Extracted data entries
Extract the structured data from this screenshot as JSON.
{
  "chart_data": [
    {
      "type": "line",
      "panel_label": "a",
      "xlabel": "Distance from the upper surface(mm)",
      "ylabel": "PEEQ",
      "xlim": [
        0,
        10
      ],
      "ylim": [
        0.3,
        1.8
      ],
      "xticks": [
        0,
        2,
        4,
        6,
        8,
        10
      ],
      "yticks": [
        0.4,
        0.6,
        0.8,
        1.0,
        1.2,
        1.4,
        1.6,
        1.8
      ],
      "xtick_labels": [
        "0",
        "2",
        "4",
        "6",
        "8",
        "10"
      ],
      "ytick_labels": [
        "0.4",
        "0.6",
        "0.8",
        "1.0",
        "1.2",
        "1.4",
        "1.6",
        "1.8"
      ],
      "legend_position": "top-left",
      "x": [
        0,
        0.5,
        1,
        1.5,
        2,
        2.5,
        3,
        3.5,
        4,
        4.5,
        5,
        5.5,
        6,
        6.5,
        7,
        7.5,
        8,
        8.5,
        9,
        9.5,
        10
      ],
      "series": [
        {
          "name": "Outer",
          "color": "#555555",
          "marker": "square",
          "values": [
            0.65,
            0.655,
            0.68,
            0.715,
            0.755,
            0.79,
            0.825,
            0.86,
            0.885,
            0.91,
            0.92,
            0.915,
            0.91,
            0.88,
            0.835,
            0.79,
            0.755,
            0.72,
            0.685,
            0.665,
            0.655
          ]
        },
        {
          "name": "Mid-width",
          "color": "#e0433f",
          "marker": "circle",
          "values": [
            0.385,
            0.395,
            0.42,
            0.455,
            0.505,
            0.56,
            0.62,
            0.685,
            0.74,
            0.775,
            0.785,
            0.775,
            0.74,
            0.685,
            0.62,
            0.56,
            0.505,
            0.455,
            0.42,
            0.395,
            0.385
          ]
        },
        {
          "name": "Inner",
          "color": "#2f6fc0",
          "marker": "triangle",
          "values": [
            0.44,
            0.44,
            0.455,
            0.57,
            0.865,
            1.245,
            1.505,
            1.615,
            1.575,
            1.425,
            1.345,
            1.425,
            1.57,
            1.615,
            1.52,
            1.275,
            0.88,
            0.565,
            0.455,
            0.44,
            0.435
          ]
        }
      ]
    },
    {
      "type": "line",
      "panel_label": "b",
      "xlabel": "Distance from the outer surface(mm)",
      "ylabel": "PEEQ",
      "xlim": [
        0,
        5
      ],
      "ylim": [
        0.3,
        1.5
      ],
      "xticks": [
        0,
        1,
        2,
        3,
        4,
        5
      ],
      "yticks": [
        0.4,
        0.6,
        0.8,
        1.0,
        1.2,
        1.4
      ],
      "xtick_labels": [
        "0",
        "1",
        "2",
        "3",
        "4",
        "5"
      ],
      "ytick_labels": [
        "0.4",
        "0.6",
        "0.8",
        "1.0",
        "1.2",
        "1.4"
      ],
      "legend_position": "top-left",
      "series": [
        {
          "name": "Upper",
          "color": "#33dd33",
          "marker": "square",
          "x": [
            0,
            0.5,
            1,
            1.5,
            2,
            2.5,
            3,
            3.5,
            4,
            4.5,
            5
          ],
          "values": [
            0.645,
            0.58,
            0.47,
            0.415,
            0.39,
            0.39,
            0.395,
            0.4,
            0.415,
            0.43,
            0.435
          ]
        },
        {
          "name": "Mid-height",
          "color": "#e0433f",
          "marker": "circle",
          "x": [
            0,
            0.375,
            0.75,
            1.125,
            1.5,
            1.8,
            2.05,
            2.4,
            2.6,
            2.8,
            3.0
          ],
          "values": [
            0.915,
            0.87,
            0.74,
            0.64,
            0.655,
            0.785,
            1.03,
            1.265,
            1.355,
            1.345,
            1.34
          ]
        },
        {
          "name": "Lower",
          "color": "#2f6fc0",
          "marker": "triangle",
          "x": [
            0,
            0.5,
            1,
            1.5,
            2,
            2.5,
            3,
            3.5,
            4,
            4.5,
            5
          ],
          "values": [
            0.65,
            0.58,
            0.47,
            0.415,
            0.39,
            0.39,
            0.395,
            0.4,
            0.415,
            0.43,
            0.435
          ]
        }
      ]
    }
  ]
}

→ **What the exercise asks**: Only lines with the string "Distance" belong in your answer; copy each one.

→ **Answer**:
      "xlabel": "Distance from the upper surface(mm)",
      "xlabel": "Distance from the outer surface(mm)",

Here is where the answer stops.